+++ Record extracts

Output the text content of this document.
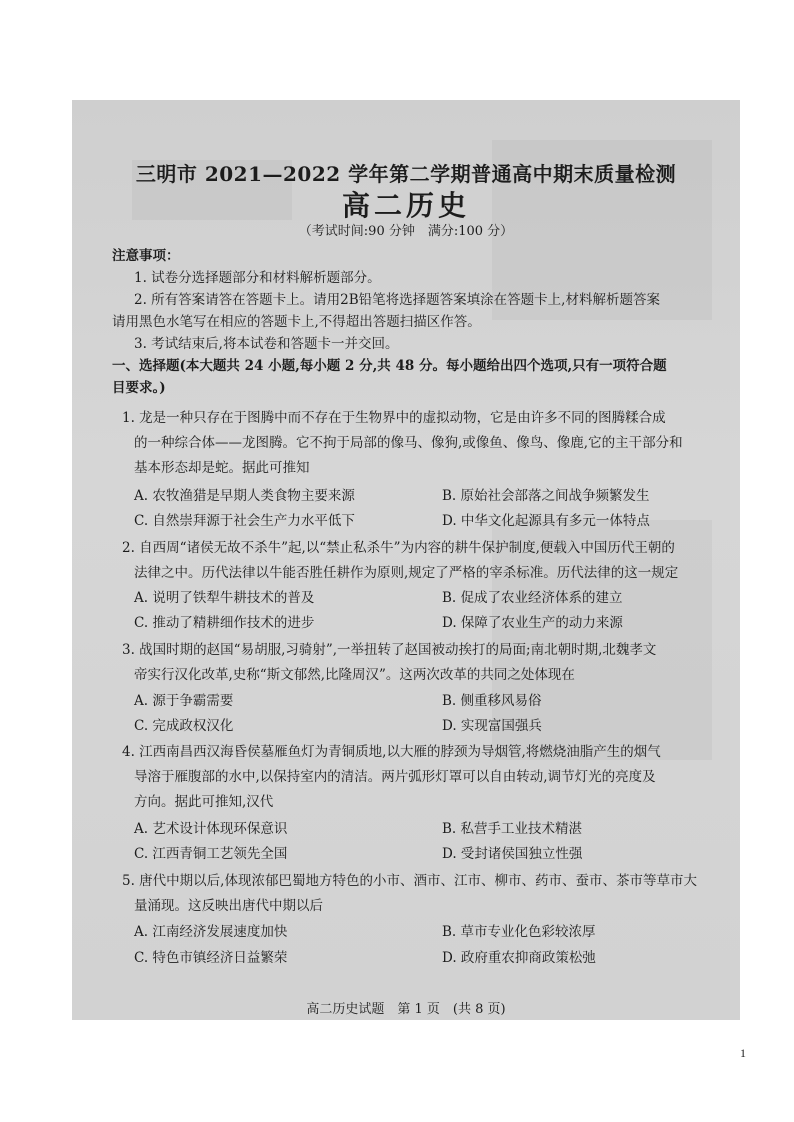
三明市 2021—2022 学年第二学期普通高中期末质量检测
高二历史
（考试时间:90 分钟　满分:100 分）
注意事项：
1. 试卷分选择题部分和材料解析题部分。
2. 所有答案请答在答题卡上。请用2B铅笔将选择题答案填涂在答题卡上,材料解析题答案
请用黑色水笔写在相应的答题卡上,不得超出答题扫描区作答。
3. 考试结束后,将本试卷和答题卡一并交回。
一、选择题(本大题共 24 小题,每小题 2 分,共 48 分。每小题给出四个选项,只有一项符合题
目要求。)
1. 龙是一种只存在于图腾中而不存在于生物界中的虚拟动物，它是由许多不同的图腾糅合成
的一种综合体——龙图腾。它不拘于局部的像马、像狗,或像鱼、像鸟、像鹿,它的主干部分和
基本形态却是蛇。据此可推知
A. 农牧渔猎是早期人类食物主要来源	B. 原始社会部落之间战争频繁发生
C. 自然崇拜源于社会生产力水平低下	D. 中华文化起源具有多元一体特点
2. 自西周“诸侯无故不杀牛”起,以“禁止私杀牛”为内容的耕牛保护制度,便载入中国历代王朝的
法律之中。历代法律以牛能否胜任耕作为原则,规定了严格的宰杀标准。历代法律的这一规定
A. 说明了铁犁牛耕技术的普及	B. 促成了农业经济体系的建立
C. 推动了精耕细作技术的进步	D. 保障了农业生产的动力来源
3. 战国时期的赵国“易胡服,习骑射”,一举扭转了赵国被动挨打的局面;南北朝时期,北魏孝文
帝实行汉化改革,史称“斯文郁然,比隆周汉”。这两次改革的共同之处体现在
A. 源于争霸需要	B. 侧重移风易俗
C. 完成政权汉化	D. 实现富国强兵
4. 江西南昌西汉海昏侯墓雁鱼灯为青铜质地,以大雁的脖颈为导烟管,将燃烧油脂产生的烟气
导溶于雁腹部的水中,以保持室内的清洁。两片弧形灯罩可以自由转动,调节灯光的亮度及
方向。据此可推知,汉代
A. 艺术设计体现环保意识	B. 私营手工业技术精湛
C. 江西青铜工艺领先全国	D. 受封诸侯国独立性强
5. 唐代中期以后,体现浓郁巴蜀地方特色的小市、酒市、江市、柳市、药市、蚕市、茶市等草市大
量涌现。这反映出唐代中期以后
A. 江南经济发展速度加快	B. 草市专业化色彩较浓厚
C. 特色市镇经济日益繁荣	D. 政府重农抑商政策松弛
高二历史试题　第 1 页　(共 8 页)
1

++++++

▶ _Problem to work on_
Leave out the pictures and print each record exactly as it stands.

▶ _Written answer_
Output the text content of this document.
三明市 2021—2022 学年第二学期普通高中期末质量检测
高二历史
（考试时间:90 分钟　满分:100 分）
注意事项：
1. 试卷分选择题部分和材料解析题部分。
2. 所有答案请答在答题卡上。请用2B铅笔将选择题答案填涂在答题卡上,材料解析题答案
请用黑色水笔写在相应的答题卡上,不得超出答题扫描区作答。
3. 考试结束后,将本试卷和答题卡一并交回。
一、选择题(本大题共 24 小题,每小题 2 分,共 48 分。每小题给出四个选项,只有一项符合题
目要求。)
1. 龙是一种只存在于图腾中而不存在于生物界中的虚拟动物，它是由许多不同的图腾糅合成
的一种综合体——龙图腾。它不拘于局部的像马、像狗,或像鱼、像鸟、像鹿,它的主干部分和
基本形态却是蛇。据此可推知
A. 农牧渔猎是早期人类食物主要来源	B. 原始社会部落之间战争频繁发生
C. 自然崇拜源于社会生产力水平低下	D. 中华文化起源具有多元一体特点
2. 自西周“诸侯无故不杀牛”起,以“禁止私杀牛”为内容的耕牛保护制度,便载入中国历代王朝的
法律之中。历代法律以牛能否胜任耕作为原则,规定了严格的宰杀标准。历代法律的这一规定
A. 说明了铁犁牛耕技术的普及	B. 促成了农业经济体系的建立
C. 推动了精耕细作技术的进步	D. 保障了农业生产的动力来源
3. 战国时期的赵国“易胡服,习骑射”,一举扭转了赵国被动挨打的局面;南北朝时期,北魏孝文
帝实行汉化改革,史称“斯文郁然,比隆周汉”。这两次改革的共同之处体现在
A. 源于争霸需要	B. 侧重移风易俗
C. 完成政权汉化	D. 实现富国强兵
4. 江西南昌西汉海昏侯墓雁鱼灯为青铜质地,以大雁的脖颈为导烟管,将燃烧油脂产生的烟气
导溶于雁腹部的水中,以保持室内的清洁。两片弧形灯罩可以自由转动,调节灯光的亮度及
方向。据此可推知,汉代
A. 艺术设计体现环保意识	B. 私营手工业技术精湛
C. 江西青铜工艺领先全国	D. 受封诸侯国独立性强
5. 唐代中期以后,体现浓郁巴蜀地方特色的小市、酒市、江市、柳市、药市、蚕市、茶市等草市大
量涌现。这反映出唐代中期以后
A. 江南经济发展速度加快	B. 草市专业化色彩较浓厚
C. 特色市镇经济日益繁荣	D. 政府重农抑商政策松弛
高二历史试题　第 1 页　(共 8 页)
1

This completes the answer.